PROBLEM TO SOLVE: Quote the listing below in full and exactly as written, but omit every picture.
##### INPUT RECORDS
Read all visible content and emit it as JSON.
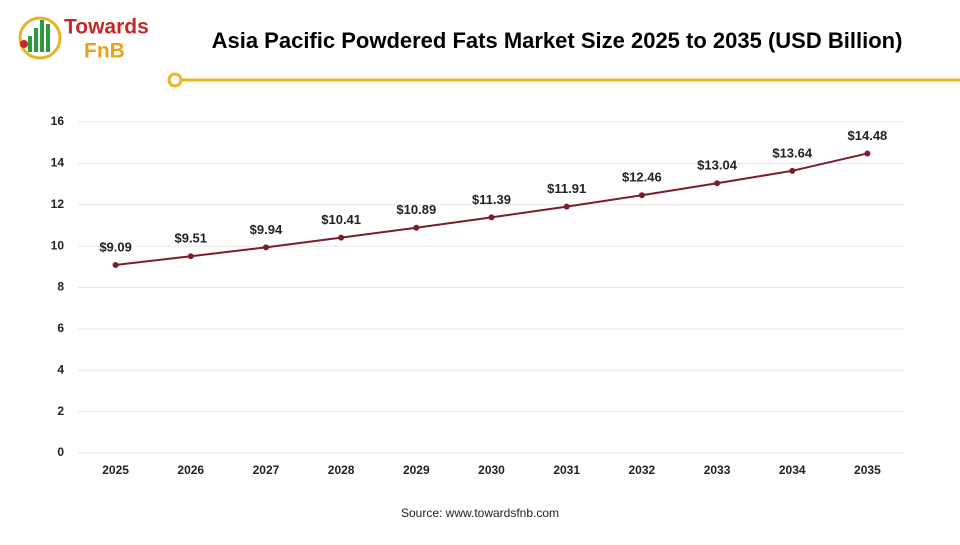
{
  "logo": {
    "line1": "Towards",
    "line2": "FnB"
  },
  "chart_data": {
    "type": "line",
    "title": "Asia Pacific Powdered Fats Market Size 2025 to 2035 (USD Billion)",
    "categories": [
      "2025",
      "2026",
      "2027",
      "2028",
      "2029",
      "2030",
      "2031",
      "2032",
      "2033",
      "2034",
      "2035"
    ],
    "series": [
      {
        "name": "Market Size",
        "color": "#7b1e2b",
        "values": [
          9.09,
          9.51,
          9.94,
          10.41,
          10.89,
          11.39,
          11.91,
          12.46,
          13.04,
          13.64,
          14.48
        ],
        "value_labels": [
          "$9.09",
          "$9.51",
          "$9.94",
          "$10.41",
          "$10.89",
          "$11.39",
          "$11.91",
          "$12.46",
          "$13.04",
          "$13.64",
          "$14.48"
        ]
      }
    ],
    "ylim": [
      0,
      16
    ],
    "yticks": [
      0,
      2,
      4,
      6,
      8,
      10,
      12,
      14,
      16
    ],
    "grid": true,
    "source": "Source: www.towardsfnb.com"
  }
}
##########
REPLY:
Read all visible content and emit it as JSON.
{
  "logo": {
    "line1": "Towards",
    "line2": "FnB"
  },
  "chart_data": {
    "type": "line",
    "title": "Asia Pacific Powdered Fats Market Size 2025 to 2035 (USD Billion)",
    "categories": [
      "2025",
      "2026",
      "2027",
      "2028",
      "2029",
      "2030",
      "2031",
      "2032",
      "2033",
      "2034",
      "2035"
    ],
    "series": [
      {
        "name": "Market Size",
        "color": "#7b1e2b",
        "values": [
          9.09,
          9.51,
          9.94,
          10.41,
          10.89,
          11.39,
          11.91,
          12.46,
          13.04,
          13.64,
          14.48
        ],
        "value_labels": [
          "$9.09",
          "$9.51",
          "$9.94",
          "$10.41",
          "$10.89",
          "$11.39",
          "$11.91",
          "$12.46",
          "$13.04",
          "$13.64",
          "$14.48"
        ]
      }
    ],
    "ylim": [
      0,
      16
    ],
    "yticks": [
      0,
      2,
      4,
      6,
      8,
      10,
      12,
      14,
      16
    ],
    "grid": true,
    "source": "Source: www.towardsfnb.com"
  }
}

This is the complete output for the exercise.